> **The task**: Each of the entries should be retyped precisely as it appears.
········
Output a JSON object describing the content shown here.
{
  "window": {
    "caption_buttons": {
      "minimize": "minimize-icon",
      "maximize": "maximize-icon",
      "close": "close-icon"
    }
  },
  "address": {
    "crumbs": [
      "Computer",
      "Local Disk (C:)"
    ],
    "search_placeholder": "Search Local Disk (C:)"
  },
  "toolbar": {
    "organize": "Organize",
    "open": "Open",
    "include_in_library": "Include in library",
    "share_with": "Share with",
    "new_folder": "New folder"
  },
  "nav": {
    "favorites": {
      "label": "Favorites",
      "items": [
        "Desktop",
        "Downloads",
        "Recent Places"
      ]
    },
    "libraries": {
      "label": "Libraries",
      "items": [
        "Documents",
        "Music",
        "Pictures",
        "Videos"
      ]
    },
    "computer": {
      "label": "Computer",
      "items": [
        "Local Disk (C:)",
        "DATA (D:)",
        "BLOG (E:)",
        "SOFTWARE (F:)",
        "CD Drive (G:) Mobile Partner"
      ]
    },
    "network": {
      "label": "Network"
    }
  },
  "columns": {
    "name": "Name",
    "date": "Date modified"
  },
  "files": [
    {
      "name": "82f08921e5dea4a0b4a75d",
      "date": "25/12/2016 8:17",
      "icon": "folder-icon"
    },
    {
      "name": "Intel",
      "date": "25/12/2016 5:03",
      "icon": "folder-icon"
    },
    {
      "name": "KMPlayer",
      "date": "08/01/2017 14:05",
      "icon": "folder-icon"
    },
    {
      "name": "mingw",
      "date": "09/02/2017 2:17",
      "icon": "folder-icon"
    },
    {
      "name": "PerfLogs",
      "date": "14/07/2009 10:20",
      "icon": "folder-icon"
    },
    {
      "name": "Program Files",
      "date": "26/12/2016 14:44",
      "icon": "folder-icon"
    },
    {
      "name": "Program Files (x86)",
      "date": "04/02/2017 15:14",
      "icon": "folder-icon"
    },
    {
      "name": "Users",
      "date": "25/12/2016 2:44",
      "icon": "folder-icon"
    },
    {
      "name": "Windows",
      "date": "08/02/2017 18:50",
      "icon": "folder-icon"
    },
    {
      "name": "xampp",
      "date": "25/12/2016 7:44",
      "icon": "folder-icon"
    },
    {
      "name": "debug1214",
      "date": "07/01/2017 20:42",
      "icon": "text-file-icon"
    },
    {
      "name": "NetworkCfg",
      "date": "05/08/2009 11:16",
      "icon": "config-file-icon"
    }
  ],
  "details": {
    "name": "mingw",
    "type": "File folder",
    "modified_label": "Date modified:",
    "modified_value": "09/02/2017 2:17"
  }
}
········
> **Response for this exercise**:
Output a JSON object describing the content shown here.
{
  "window": {
    "caption_buttons": {
      "minimize": "minimize-icon",
      "maximize": "maximize-icon",
      "close": "close-icon"
    }
  },
  "address": {
    "crumbs": [
      "Computer",
      "Local Disk (C:)"
    ],
    "search_placeholder": "Search Local Disk (C:)"
  },
  "toolbar": {
    "organize": "Organize",
    "open": "Open",
    "include_in_library": "Include in library",
    "share_with": "Share with",
    "new_folder": "New folder"
  },
  "nav": {
    "favorites": {
      "label": "Favorites",
      "items": [
        "Desktop",
        "Downloads",
        "Recent Places"
      ]
    },
    "libraries": {
      "label": "Libraries",
      "items": [
        "Documents",
        "Music",
        "Pictures",
        "Videos"
      ]
    },
    "computer": {
      "label": "Computer",
      "items": [
        "Local Disk (C:)",
        "DATA (D:)",
        "BLOG (E:)",
        "SOFTWARE (F:)",
        "CD Drive (G:) Mobile Partner"
      ]
    },
    "network": {
      "label": "Network"
    }
  },
  "columns": {
    "name": "Name",
    "date": "Date modified"
  },
  "files": [
    {
      "name": "82f08921e5dea4a0b4a75d",
      "date": "25/12/2016 8:17",
      "icon": "folder-icon"
    },
    {
      "name": "Intel",
      "date": "25/12/2016 5:03",
      "icon": "folder-icon"
    },
    {
      "name": "KMPlayer",
      "date": "08/01/2017 14:05",
      "icon": "folder-icon"
    },
    {
      "name": "mingw",
      "date": "09/02/2017 2:17",
      "icon": "folder-icon"
    },
    {
      "name": "PerfLogs",
      "date": "14/07/2009 10:20",
      "icon": "folder-icon"
    },
    {
      "name": "Program Files",
      "date": "26/12/2016 14:44",
      "icon": "folder-icon"
    },
    {
      "name": "Program Files (x86)",
      "date": "04/02/2017 15:14",
      "icon": "folder-icon"
    },
    {
      "name": "Users",
      "date": "25/12/2016 2:44",
      "icon": "folder-icon"
    },
    {
      "name": "Windows",
      "date": "08/02/2017 18:50",
      "icon": "folder-icon"
    },
    {
      "name": "xampp",
      "date": "25/12/2016 7:44",
      "icon": "folder-icon"
    },
    {
      "name": "debug1214",
      "date": "07/01/2017 20:42",
      "icon": "text-file-icon"
    },
    {
      "name": "NetworkCfg",
      "date": "05/08/2009 11:16",
      "icon": "config-file-icon"
    }
  ],
  "details": {
    "name": "mingw",
    "type": "File folder",
    "modified_label": "Date modified:",
    "modified_value": "09/02/2017 2:17"
  }
}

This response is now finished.